Belge bölümü:
╔══
Genç KALEMLER

Genç Kalemler - Zuhûr-i Aşk

Genç Kalemler - Zuhûr-i Aşk

Men çî gûne hûş dârem pîş-ü pes, çün nebâşed nûr-i yârem pîş-ü pes!

“Men çî gûne hûş dârem pîş-ü pes, çün nebâşed nûr-i yârem pîş-ü pes!”

“Yârimin nuru etrafımda bulunmazsa ben nasıl önümü ardımı idrak edebilirim!” Yahut;

“Yârimin nuru ilk ve sonla mukayyet olmayınca ben nasıl başlangıç ve son ile kayıtlanabilirim!”

 Latif gönüllü Pîrimiz, yine öyle bir beyit söylemiş ki zaman üstü, mekân ötesi bir yerde, gönülleri kıyamda, Sevgilinin “Gel” çağrısını bekleyenlere derman olmuş bu sözler… İşte işin sırrı; anlayana, yanana, bekleyene… Aşk=Kanat, Akıl=Ayak.

Evet; akıl ayak gibidir. Fakat o ayakla adımı atabilmek için, insanın basacağı yeri görmesi lazımdır. O görüş ise ancak Yârin nuru olan AŞK ile mümkündür. Sen hiç havada saf saf kanat çırpan kuşları görmedin mi? Onları maksuda kavuşturan kanat mı, ayak mı? Onları düşmandan kaçıran kanat mı, ayak mı? Onları taneye ulaştıran kanat mı, ayak mı?

Hacı Bayram Veli Türbesi… Muhteşem bir ziyaret, daha doğrusu bir ziyafetten sonra avludayım. Seyre daldım. Ne çok güvercin var. Öyle alışmışlar ki insanlara, elimi uzatsam sanki tutuvereceğim. Dikkat ettim, içlerinden biri, hatta en cesuru… (çünkü attığım tanelere önce o konuyor, sonra diğerleri cesaret alıp yanına iniyorlar) Bir baktım ayağının biri yok. Topallıyor. İçimi bir acıma hissi kapladı. “Bu kuşcağız kendini diğerleri gibi savunamaz. Nasıl karnını doyurur?” Derken onun kanat çırpıp ağaca konuvermesi bir oldu. Güzel Allah’ım, Yüce Kur’ân’da buyurmuyor mu?

“Onlar üstlerinde kanatlarını açıp kapatarak uçan kuşları görmediler mi?” (Mülk, 67/19) Anladım ki onun için kanat her şey, ayak bir şey. Her şeyin yanında bir şeyin eksikliği aranmaz. O kuşun en büyük sermayesi kanadı. Kanadının biri kırık olsa, iki ayağı olsa bile; kendini savunamaz, karnını doyuramaz. Yok olur gider.
╚══
Alıntılanan veriler:
╔══
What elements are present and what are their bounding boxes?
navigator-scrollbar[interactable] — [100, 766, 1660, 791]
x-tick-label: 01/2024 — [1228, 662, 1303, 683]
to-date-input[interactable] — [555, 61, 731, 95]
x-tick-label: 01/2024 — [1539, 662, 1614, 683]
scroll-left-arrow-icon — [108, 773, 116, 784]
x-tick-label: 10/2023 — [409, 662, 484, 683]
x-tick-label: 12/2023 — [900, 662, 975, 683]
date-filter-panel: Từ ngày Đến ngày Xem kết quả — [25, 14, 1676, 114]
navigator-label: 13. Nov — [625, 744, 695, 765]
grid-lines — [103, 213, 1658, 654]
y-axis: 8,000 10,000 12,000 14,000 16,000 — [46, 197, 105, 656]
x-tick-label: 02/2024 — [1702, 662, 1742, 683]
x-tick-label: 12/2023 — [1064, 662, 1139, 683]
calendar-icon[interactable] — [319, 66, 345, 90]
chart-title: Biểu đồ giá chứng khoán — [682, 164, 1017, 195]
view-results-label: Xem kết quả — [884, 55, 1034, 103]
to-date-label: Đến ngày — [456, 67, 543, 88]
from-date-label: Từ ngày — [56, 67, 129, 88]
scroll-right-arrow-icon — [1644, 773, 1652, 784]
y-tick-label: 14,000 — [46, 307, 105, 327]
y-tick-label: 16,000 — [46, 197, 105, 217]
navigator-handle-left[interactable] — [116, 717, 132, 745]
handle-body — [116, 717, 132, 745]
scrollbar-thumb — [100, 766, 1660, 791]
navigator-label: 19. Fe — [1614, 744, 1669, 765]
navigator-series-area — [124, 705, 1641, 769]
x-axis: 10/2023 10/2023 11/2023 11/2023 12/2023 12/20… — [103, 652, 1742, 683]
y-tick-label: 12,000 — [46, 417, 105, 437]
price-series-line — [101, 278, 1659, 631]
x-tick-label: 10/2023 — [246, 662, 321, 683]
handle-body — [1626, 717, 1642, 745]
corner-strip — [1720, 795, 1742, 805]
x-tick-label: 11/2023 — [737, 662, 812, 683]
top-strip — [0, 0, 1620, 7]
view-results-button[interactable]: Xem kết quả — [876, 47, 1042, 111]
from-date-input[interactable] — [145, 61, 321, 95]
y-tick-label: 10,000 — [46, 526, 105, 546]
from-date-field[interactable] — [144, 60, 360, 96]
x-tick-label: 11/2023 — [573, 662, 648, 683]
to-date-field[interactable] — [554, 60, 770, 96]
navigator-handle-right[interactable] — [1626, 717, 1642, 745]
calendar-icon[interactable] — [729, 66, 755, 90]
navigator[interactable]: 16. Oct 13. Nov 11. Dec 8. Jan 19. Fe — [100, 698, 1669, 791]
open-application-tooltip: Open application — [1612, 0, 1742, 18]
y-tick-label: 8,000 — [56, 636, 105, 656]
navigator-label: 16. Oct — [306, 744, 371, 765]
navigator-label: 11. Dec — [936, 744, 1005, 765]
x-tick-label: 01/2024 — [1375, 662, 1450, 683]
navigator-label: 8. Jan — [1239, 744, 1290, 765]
╚══
Görev talimatları:
1 – Belge bölümündeki metni “Latif gönüllü Pîrimiz, yine” ifadesinden “bekleyene… Aşk=Kanat, Akıl=Ayak.” ifadesine kadar aynen yeniden yazın.
2 – Belge bölümünde aşk ve akıl sırasıyla neye benzetiliyor?
Bu satırlara ihtiyaç yoktur.

Yanıtlar:
1 –
Latif gönüllü Pîrimiz, yine öyle bir beyit söylemiş ki zaman üstü, mekân ötesi bir yerde, gönülleri kıyamda, Sevgilinin “Gel” çağrısını bekleyenlere derman olmuş bu sözler… İşte işin sırrı; anlayana, yanana, bekleyene… Aşk=Kanat, Akıl=Ayak.

2 – Aşk kanada, akıl ayağa benzetiliyor.